══ DATA ENTRIES ══

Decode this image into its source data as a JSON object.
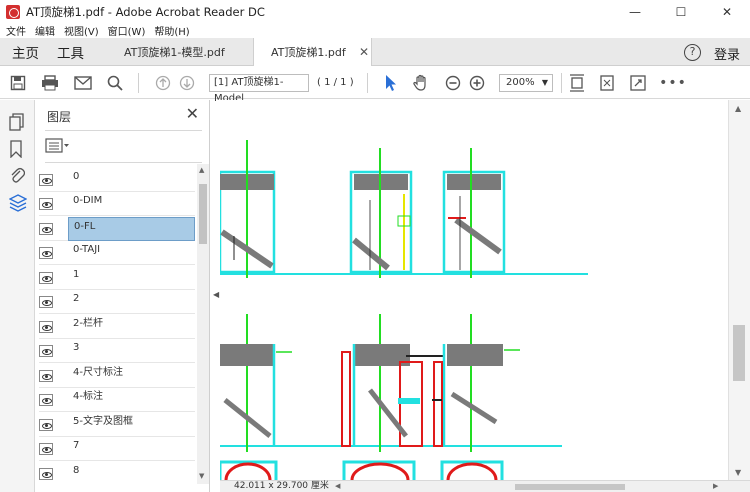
{
  "window": {
    "title": "AT顶旋梯1.pdf - Adobe Acrobat Reader DC"
  },
  "menu": {
    "items": [
      "文件",
      "编辑",
      "视图(V)",
      "窗口(W)",
      "帮助(H)"
    ]
  },
  "tabs": {
    "home": "主页",
    "tools": "工具",
    "docs": [
      {
        "label": "AT顶旋梯1-模型.pdf",
        "active": false
      },
      {
        "label": "AT顶旋梯1.pdf",
        "active": true
      }
    ],
    "signin": "登录"
  },
  "toolbar": {
    "page_field": "[1] AT顶旋梯1-Model",
    "page_count": "( 1 / 1 )",
    "zoom": "200%"
  },
  "layers": {
    "title": "图层",
    "items": [
      {
        "label": "0",
        "selected": false
      },
      {
        "label": "0-DIM",
        "selected": false
      },
      {
        "label": "0-FL",
        "selected": true
      },
      {
        "label": "0-TAJI",
        "selected": false
      },
      {
        "label": "1",
        "selected": false
      },
      {
        "label": "2",
        "selected": false
      },
      {
        "label": "2-栏杆",
        "selected": false
      },
      {
        "label": "3",
        "selected": false
      },
      {
        "label": "4-尺寸标注",
        "selected": false
      },
      {
        "label": "4-标注",
        "selected": false
      },
      {
        "label": "5-文字及图框",
        "selected": false
      },
      {
        "label": "7",
        "selected": false
      },
      {
        "label": "8",
        "selected": false
      }
    ]
  },
  "status": {
    "dimensions": "42.011 x 29.700 厘米"
  },
  "colors": {
    "drawing_green": "#22dd22",
    "drawing_cyan": "#22e0e0",
    "drawing_gray": "#7a7a7a",
    "drawing_red": "#e01a1a",
    "drawing_yellow": "#e6e600",
    "selection": "#a8cbe6",
    "cursor_blue": "#2a6fd6"
  }
}
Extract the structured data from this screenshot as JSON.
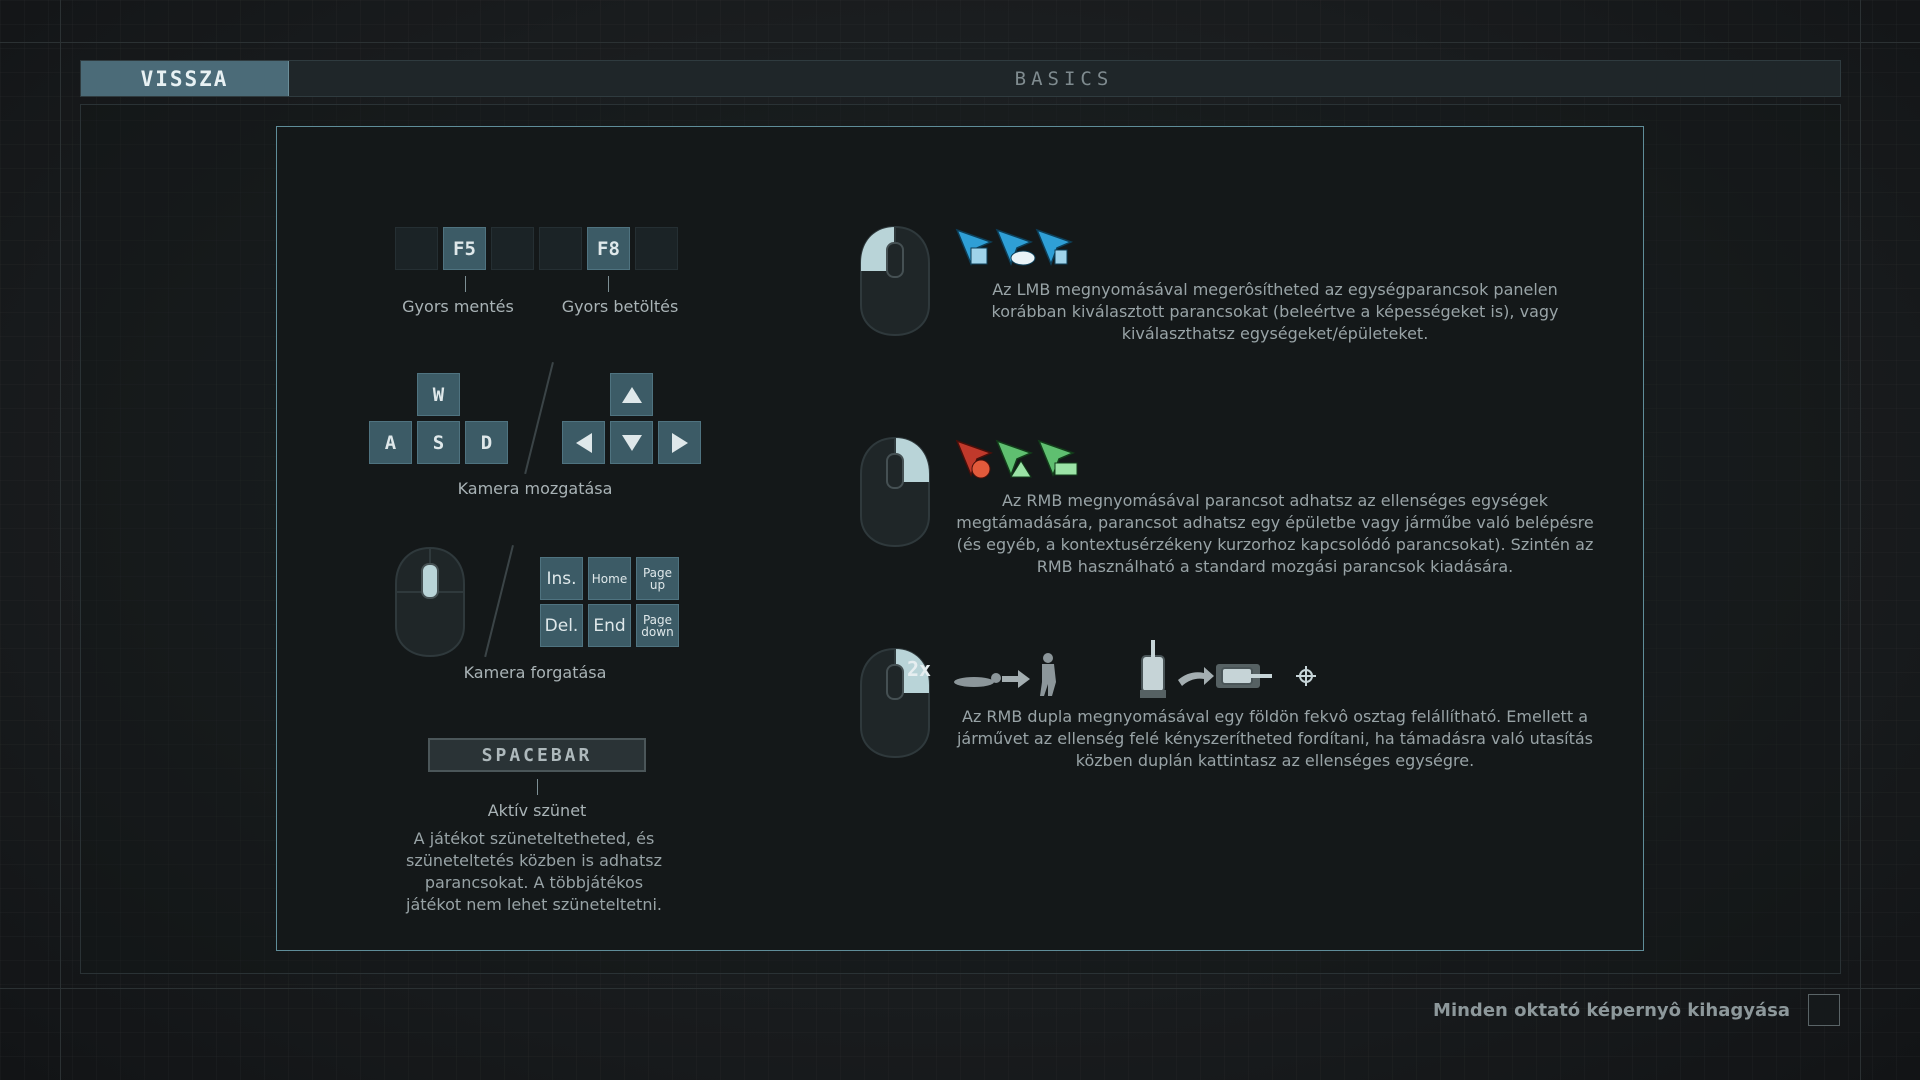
{
  "header": {
    "back_label": "VISSZA",
    "title": "BASICS"
  },
  "quick": {
    "f5": "F5",
    "f8": "F8",
    "save_label": "Gyors mentés",
    "load_label": "Gyors betöltés"
  },
  "camera_move": {
    "w": "W",
    "a": "A",
    "s": "S",
    "d": "D",
    "label": "Kamera mozgatása"
  },
  "camera_rotate": {
    "ins": "Ins.",
    "home": "Home",
    "pageup": "Page up",
    "del": "Del.",
    "end": "End",
    "pagedown": "Page down",
    "label": "Kamera forgatása"
  },
  "pause": {
    "key": "SPACEBAR",
    "label": "Aktív szünet",
    "desc": "A játékot szüneteltetheted, és szüneteltetés közben is adhatsz parancsokat. A többjátékos játékot nem lehet szüneteltetni."
  },
  "lmb": {
    "desc": "Az LMB megnyomásával megerôsítheted az egységparancsok panelen korábban kiválasztott parancsokat (beleértve a képességeket is), vagy kiválaszthatsz egységeket/épületeket."
  },
  "rmb": {
    "desc": "Az RMB megnyomásával parancsot adhatsz az ellenséges egységek megtámadására, parancsot adhatsz egy épületbe vagy járműbe való belépésre (és egyéb, a kontextusérzékeny kurzorhoz kapcsolódó parancsokat). Szintén az RMB használható a standard mozgási parancsok kiadására."
  },
  "rmb_double": {
    "badge": "2x",
    "desc": "Az RMB dupla megnyomásával egy földön fekvô osztag felállítható. Emellett a járművet az ellenség felé kényszerítheted fordítani, ha támadásra való utasítás közben duplán kattintasz az ellenséges egységre."
  },
  "footer": {
    "skip_label": "Minden oktató képernyô kihagyása"
  },
  "colors": {
    "accent": "#4b6b78",
    "panel_border": "#5f8d99",
    "cursor_blue": "#2f9fd6",
    "cursor_red": "#c0392b",
    "cursor_green": "#5fbf70"
  }
}
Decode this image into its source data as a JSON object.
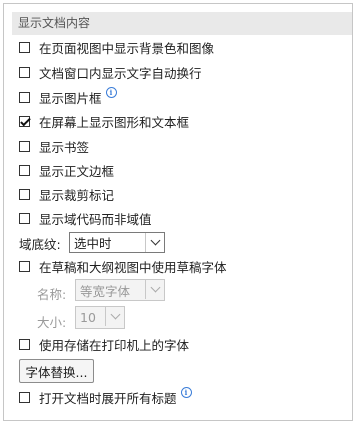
{
  "section": {
    "title": "显示文档内容"
  },
  "options": [
    {
      "label": "在页面视图中显示背景色和图像",
      "checked": false
    },
    {
      "label": "文档窗口内显示文字自动换行",
      "checked": false
    },
    {
      "label": "显示图片框",
      "checked": false,
      "info": true
    },
    {
      "label": "在屏幕上显示图形和文本框",
      "checked": true
    },
    {
      "label": "显示书签",
      "checked": false
    },
    {
      "label": "显示正文边框",
      "checked": false
    },
    {
      "label": "显示裁剪标记",
      "checked": false
    },
    {
      "label": "显示域代码而非域值",
      "checked": false
    }
  ],
  "field_shading": {
    "label": "域底纹:",
    "value": "选中时"
  },
  "draft_font": {
    "label": "在草稿和大纲视图中使用草稿字体",
    "checked": false
  },
  "font_name": {
    "label": "名称:",
    "value": "等宽字体"
  },
  "font_size": {
    "label": "大小:",
    "value": "10"
  },
  "printer_fonts": {
    "label": "使用存储在打印机上的字体",
    "checked": false
  },
  "font_substitution": {
    "label": "字体替换..."
  },
  "expand_headings": {
    "label": "打开文档时展开所有标题",
    "checked": false,
    "info": true
  },
  "icons": {
    "info": "info-icon",
    "dropdown": "chevron-down-icon",
    "check": "checkmark-icon"
  },
  "colors": {
    "info": "#3b7dd8",
    "header_bg": "#e9e9e9",
    "disabled_text": "#9a9a9a"
  }
}
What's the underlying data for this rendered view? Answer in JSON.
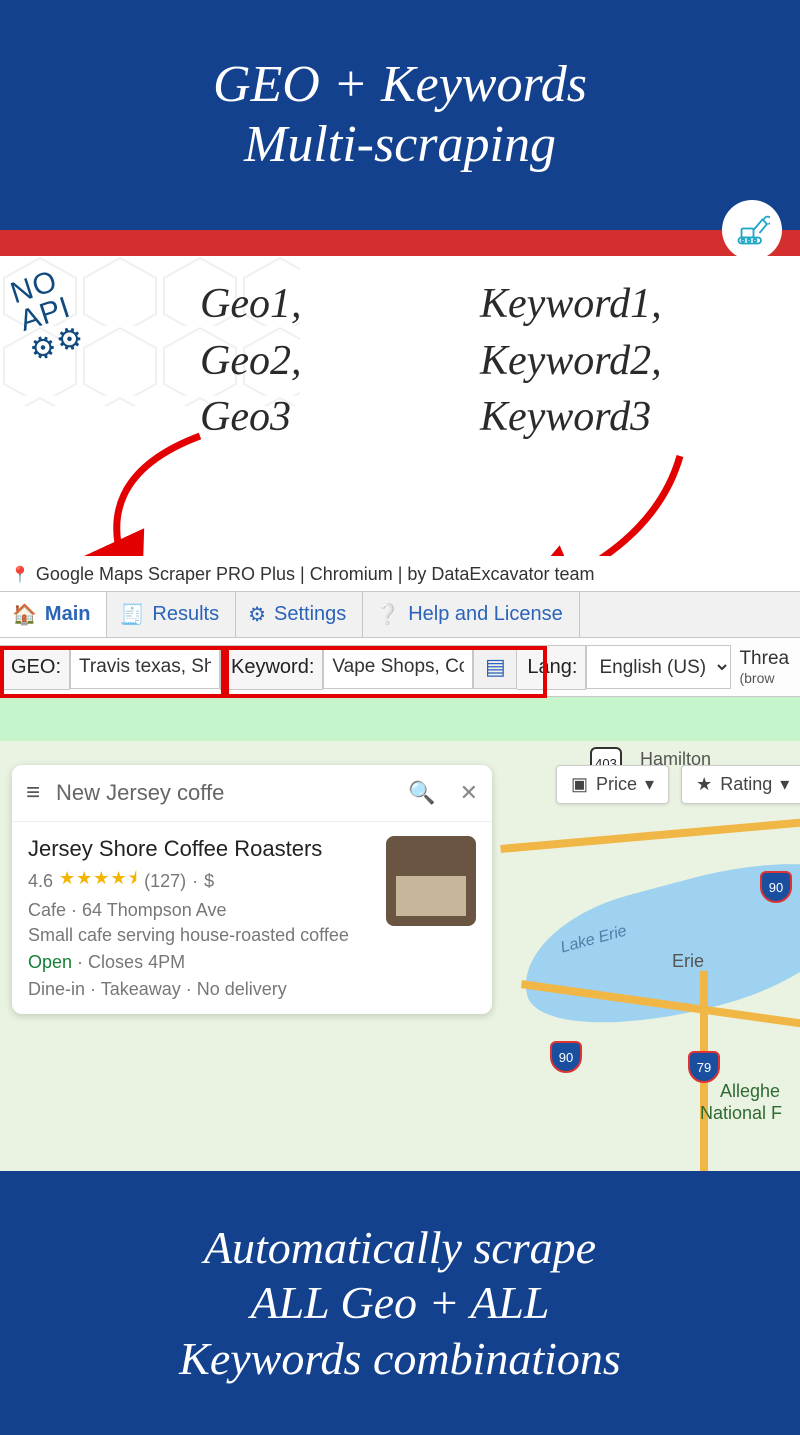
{
  "banner_top": {
    "line1": "GEO + Keywords",
    "line2": "Multi-scraping"
  },
  "noapi": {
    "line1": "NO",
    "line2": "API"
  },
  "geo_list": {
    "l1": "Geo1,",
    "l2": "Geo2,",
    "l3": "Geo3"
  },
  "kw_list": {
    "l1": "Keyword1,",
    "l2": "Keyword2,",
    "l3": "Keyword3"
  },
  "titlebar": "Google Maps Scraper PRO Plus | Chromium | by DataExcavator team",
  "tabs": {
    "main": "Main",
    "results": "Results",
    "settings": "Settings",
    "help": "Help and License"
  },
  "toolbar": {
    "geo_label": "GEO:",
    "geo_value": "Travis texas, Sh",
    "kw_label": "Keyword:",
    "kw_value": "Vape Shops, Co",
    "lang_label": "Lang:",
    "lang_value": "English (US)",
    "threads_label": "Threa",
    "threads_sub": "(brow"
  },
  "gm": {
    "search_value": "New Jersey coffe",
    "result_title": "Jersey Shore Coffee Roasters",
    "rating_value": "4.6",
    "stars": "★★★★⯨",
    "reviews": "(127)",
    "price": "$",
    "category": "Cafe",
    "address": "64 Thompson Ave",
    "desc": "Small cafe serving house-roasted coffee",
    "open": "Open",
    "closes": "Closes 4PM",
    "serve": "Dine-in · Takeaway · No delivery",
    "chip_price": "Price",
    "chip_rating": "Rating"
  },
  "map_labels": {
    "hamilton": "Hamilton",
    "erie": "Erie",
    "lake": "Lake Erie",
    "allegheny1": "Alleghe",
    "allegheny2": "National F",
    "s403": "403",
    "s90a": "90",
    "s90b": "90",
    "s79": "79"
  },
  "banner_bottom": {
    "line1": "Automatically scrape",
    "line2": "ALL Geo + ALL",
    "line3": "Keywords combinations"
  }
}
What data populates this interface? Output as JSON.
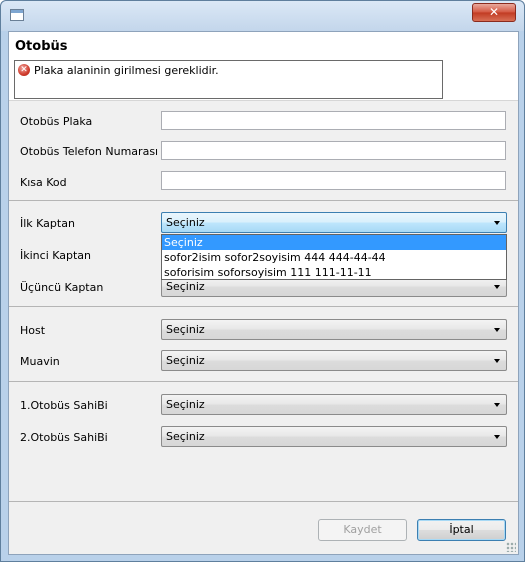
{
  "window": {
    "close_glyph": "✕"
  },
  "header": {
    "title": "Otobüs",
    "error_message": "Plaka alaninin girilmesi gereklidir."
  },
  "form": {
    "plaka_label": "Otobüs Plaka",
    "plaka_value": "",
    "telefon_label": "Otobüs Telefon Numarası",
    "telefon_value": "",
    "kisa_kod_label": "Kısa Kod",
    "kisa_kod_value": "",
    "ilk_kaptan_label": "İlk Kaptan",
    "ilk_kaptan_value": "Seçiniz",
    "ikinci_kaptan_label": "İkinci Kaptan",
    "ucuncu_kaptan_label": "Üçüncü Kaptan",
    "ucuncu_kaptan_value": "Seçiniz",
    "host_label": "Host",
    "host_value": "Seçiniz",
    "muavin_label": "Muavin",
    "muavin_value": "Seçiniz",
    "sahibi1_label": "1.Otobüs SahiBi",
    "sahibi1_value": "Seçiniz",
    "sahibi2_label": "2.Otobüs SahiBi",
    "sahibi2_value": "Seçiniz"
  },
  "dropdown": {
    "options": [
      {
        "label": "Seçiniz",
        "selected": true
      },
      {
        "label": "sofor2isim sofor2soyisim   444 444-44-44",
        "selected": false
      },
      {
        "label": "soforisim soforsoyisim   111 111-11-11",
        "selected": false
      }
    ]
  },
  "buttons": {
    "save_label": "Kaydet",
    "cancel_label": "İptal"
  }
}
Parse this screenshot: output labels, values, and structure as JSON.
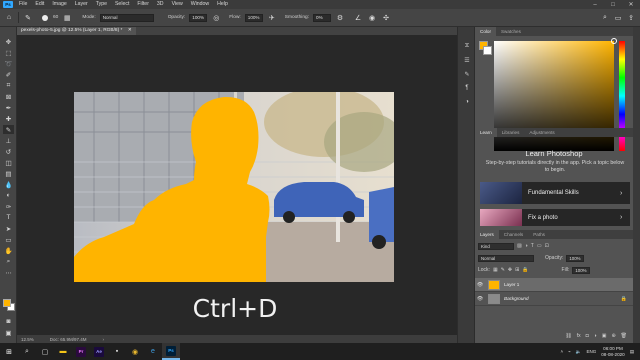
{
  "menu": {
    "logo": "Ps",
    "items": [
      "File",
      "Edit",
      "Image",
      "Layer",
      "Type",
      "Select",
      "Filter",
      "3D",
      "View",
      "Window",
      "Help"
    ]
  },
  "options": {
    "brush_size": "60",
    "mode_label": "Mode:",
    "mode_value": "Normal",
    "opacity_label": "Opacity:",
    "opacity_value": "100%",
    "flow_label": "Flow:",
    "flow_value": "100%",
    "smoothing_label": "Smoothing:",
    "smoothing_value": "0%"
  },
  "document": {
    "tab_title": "pexels-photo-5.jpg @ 12.5% (Layer 1, RGB/8) *",
    "zoom": "12.5%",
    "doc_info": "Doc: 65.9M/97.4M"
  },
  "caption": "Ctrl+D",
  "panels": {
    "color_tabs": [
      "Color",
      "Swatches"
    ],
    "learn_tabs": [
      "Learn",
      "Libraries",
      "Adjustments"
    ],
    "learn_title": "Learn Photoshop",
    "learn_desc": "Step-by-step tutorials directly in the app. Pick a topic below to begin.",
    "cards": [
      "Fundamental Skills",
      "Fix a photo"
    ],
    "layers_tabs": [
      "Layers",
      "Channels",
      "Paths"
    ],
    "kind_label": "Kind",
    "blend_mode": "Normal",
    "opacity_label": "Opacity:",
    "opacity_value": "100%",
    "lock_label": "Lock:",
    "fill_label": "Fill:",
    "fill_value": "100%",
    "layers": [
      "Layer 1",
      "Background"
    ]
  },
  "colors": {
    "foreground": "#ffb400",
    "background": "#ffffff",
    "accent": "#31a8ff"
  },
  "taskbar": {
    "apps": [
      "Pr",
      "Ae",
      "Ps"
    ],
    "lang": "ENG",
    "time": "06:00 PM",
    "date": "08-08-2020"
  }
}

═══

## WORK INSTRUCTIONS
Copy out every line where the word "parancsokat" occurs.

## SOLUTION TO THIS PROBLEM
    "desc": "A játékot szüneteltetheted, és szüneteltetés közben is adhatsz parancsokat. A többjátékos játékot nem lehet szüneteltetni."
    "desc": "Az LMB megnyomásával megerôsítheted az egységparancsok panelen korábban kiválasztott parancsokat (beleértve a képességeket is), vagy kiválaszthatsz egységeket/épületeket."
    "desc": "Az RMB megnyomásával parancsot adhatsz az ellenséges egységek megtámadására, parancsot adhatsz egy épületbe vagy járműbe való belépésre (és egyéb, a kontextusérzékeny kurzorhoz kapcsolódó parancsokat). Szintén az RMB használható a standard mozgási parancsok kiadására."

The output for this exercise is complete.